Repeat the material below word for word and leave out all pictures.

▶ _RECORDS PROVIDED_
#####

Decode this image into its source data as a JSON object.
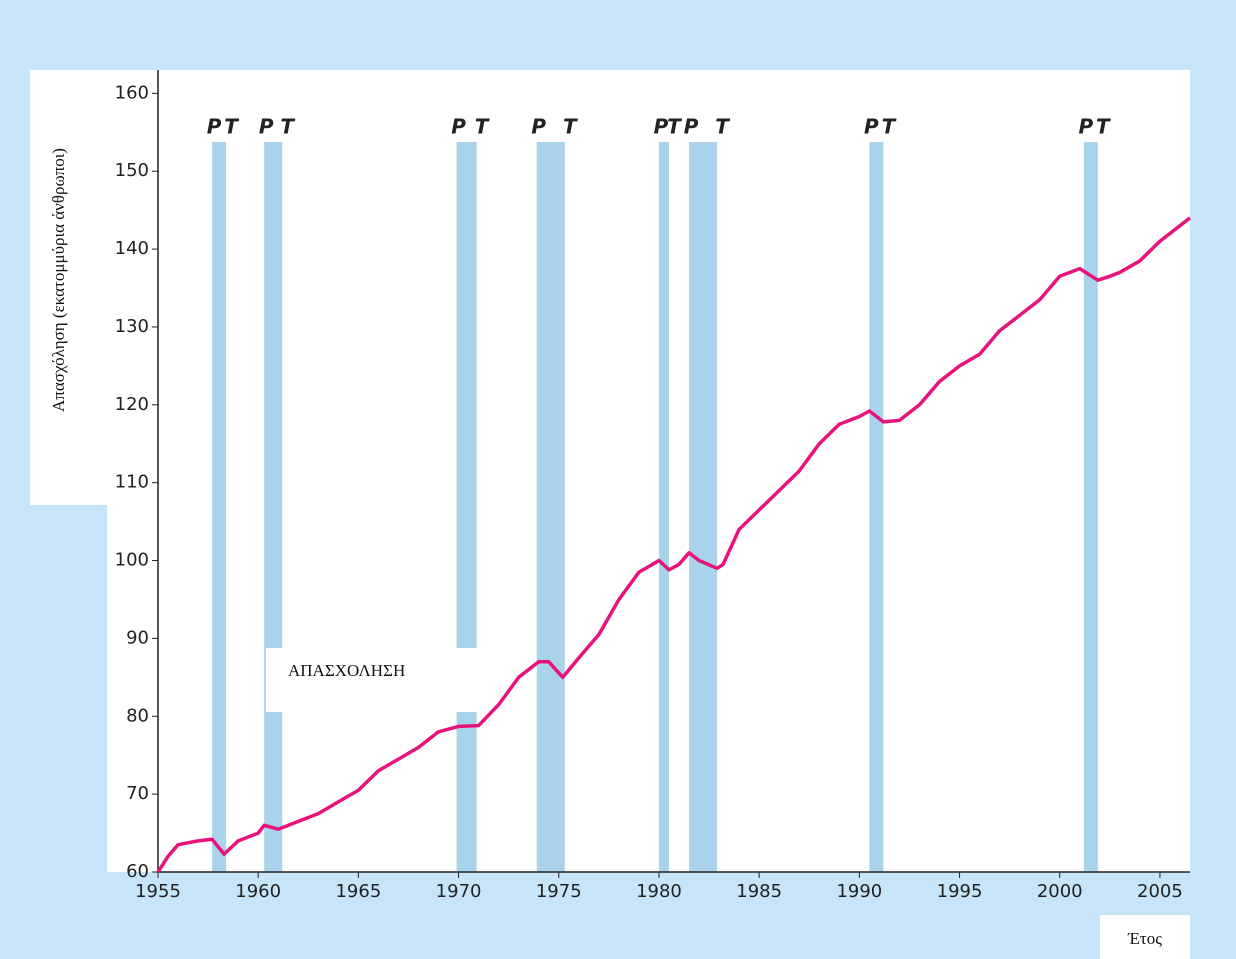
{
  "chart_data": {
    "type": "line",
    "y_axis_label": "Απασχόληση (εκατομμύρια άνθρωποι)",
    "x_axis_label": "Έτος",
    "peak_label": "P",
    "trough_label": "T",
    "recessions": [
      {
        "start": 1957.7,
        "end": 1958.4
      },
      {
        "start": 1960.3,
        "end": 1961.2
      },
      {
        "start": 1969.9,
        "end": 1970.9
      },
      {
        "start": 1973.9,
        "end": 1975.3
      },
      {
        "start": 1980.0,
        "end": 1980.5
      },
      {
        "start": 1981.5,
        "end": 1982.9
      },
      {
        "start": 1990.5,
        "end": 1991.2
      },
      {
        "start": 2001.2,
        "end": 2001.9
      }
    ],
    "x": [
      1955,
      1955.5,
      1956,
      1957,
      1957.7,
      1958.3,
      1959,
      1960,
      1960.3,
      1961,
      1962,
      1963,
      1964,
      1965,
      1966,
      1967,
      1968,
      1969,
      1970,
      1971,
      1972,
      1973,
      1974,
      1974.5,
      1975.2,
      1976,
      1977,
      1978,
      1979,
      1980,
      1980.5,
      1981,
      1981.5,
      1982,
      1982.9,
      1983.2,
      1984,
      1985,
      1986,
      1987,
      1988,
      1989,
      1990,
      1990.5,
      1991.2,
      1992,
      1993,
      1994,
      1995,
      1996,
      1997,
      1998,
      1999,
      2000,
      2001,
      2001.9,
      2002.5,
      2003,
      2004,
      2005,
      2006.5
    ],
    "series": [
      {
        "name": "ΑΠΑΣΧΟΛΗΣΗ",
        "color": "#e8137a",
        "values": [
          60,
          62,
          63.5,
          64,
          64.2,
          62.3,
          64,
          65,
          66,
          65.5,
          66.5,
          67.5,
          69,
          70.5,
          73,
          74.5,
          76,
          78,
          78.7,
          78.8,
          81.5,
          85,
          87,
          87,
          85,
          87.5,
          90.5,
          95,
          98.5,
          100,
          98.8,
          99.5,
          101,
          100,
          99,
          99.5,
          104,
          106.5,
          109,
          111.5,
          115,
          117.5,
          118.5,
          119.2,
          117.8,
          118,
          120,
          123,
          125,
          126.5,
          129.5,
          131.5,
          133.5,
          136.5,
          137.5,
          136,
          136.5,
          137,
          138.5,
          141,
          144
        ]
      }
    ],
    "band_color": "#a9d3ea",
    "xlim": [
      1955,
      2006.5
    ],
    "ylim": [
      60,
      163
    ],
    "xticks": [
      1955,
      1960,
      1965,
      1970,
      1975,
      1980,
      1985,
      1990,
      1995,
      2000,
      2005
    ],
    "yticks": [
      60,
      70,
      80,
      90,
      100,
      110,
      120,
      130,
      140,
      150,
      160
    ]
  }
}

#####

▶ _REPLY_
Decode this image into its source data as a JSON object.
{
  "chart_data": {
    "type": "line",
    "y_axis_label": "Απασχόληση (εκατομμύρια άνθρωποι)",
    "x_axis_label": "Έτος",
    "peak_label": "P",
    "trough_label": "T",
    "recessions": [
      {
        "start": 1957.7,
        "end": 1958.4
      },
      {
        "start": 1960.3,
        "end": 1961.2
      },
      {
        "start": 1969.9,
        "end": 1970.9
      },
      {
        "start": 1973.9,
        "end": 1975.3
      },
      {
        "start": 1980.0,
        "end": 1980.5
      },
      {
        "start": 1981.5,
        "end": 1982.9
      },
      {
        "start": 1990.5,
        "end": 1991.2
      },
      {
        "start": 2001.2,
        "end": 2001.9
      }
    ],
    "x": [
      1955,
      1955.5,
      1956,
      1957,
      1957.7,
      1958.3,
      1959,
      1960,
      1960.3,
      1961,
      1962,
      1963,
      1964,
      1965,
      1966,
      1967,
      1968,
      1969,
      1970,
      1971,
      1972,
      1973,
      1974,
      1974.5,
      1975.2,
      1976,
      1977,
      1978,
      1979,
      1980,
      1980.5,
      1981,
      1981.5,
      1982,
      1982.9,
      1983.2,
      1984,
      1985,
      1986,
      1987,
      1988,
      1989,
      1990,
      1990.5,
      1991.2,
      1992,
      1993,
      1994,
      1995,
      1996,
      1997,
      1998,
      1999,
      2000,
      2001,
      2001.9,
      2002.5,
      2003,
      2004,
      2005,
      2006.5
    ],
    "series": [
      {
        "name": "ΑΠΑΣΧΟΛΗΣΗ",
        "color": "#e8137a",
        "values": [
          60,
          62,
          63.5,
          64,
          64.2,
          62.3,
          64,
          65,
          66,
          65.5,
          66.5,
          67.5,
          69,
          70.5,
          73,
          74.5,
          76,
          78,
          78.7,
          78.8,
          81.5,
          85,
          87,
          87,
          85,
          87.5,
          90.5,
          95,
          98.5,
          100,
          98.8,
          99.5,
          101,
          100,
          99,
          99.5,
          104,
          106.5,
          109,
          111.5,
          115,
          117.5,
          118.5,
          119.2,
          117.8,
          118,
          120,
          123,
          125,
          126.5,
          129.5,
          131.5,
          133.5,
          136.5,
          137.5,
          136,
          136.5,
          137,
          138.5,
          141,
          144
        ]
      }
    ],
    "band_color": "#a9d3ea",
    "xlim": [
      1955,
      2006.5
    ],
    "ylim": [
      60,
      163
    ],
    "xticks": [
      1955,
      1960,
      1965,
      1970,
      1975,
      1980,
      1985,
      1990,
      1995,
      2000,
      2005
    ],
    "yticks": [
      60,
      70,
      80,
      90,
      100,
      110,
      120,
      130,
      140,
      150,
      160
    ]
  }
}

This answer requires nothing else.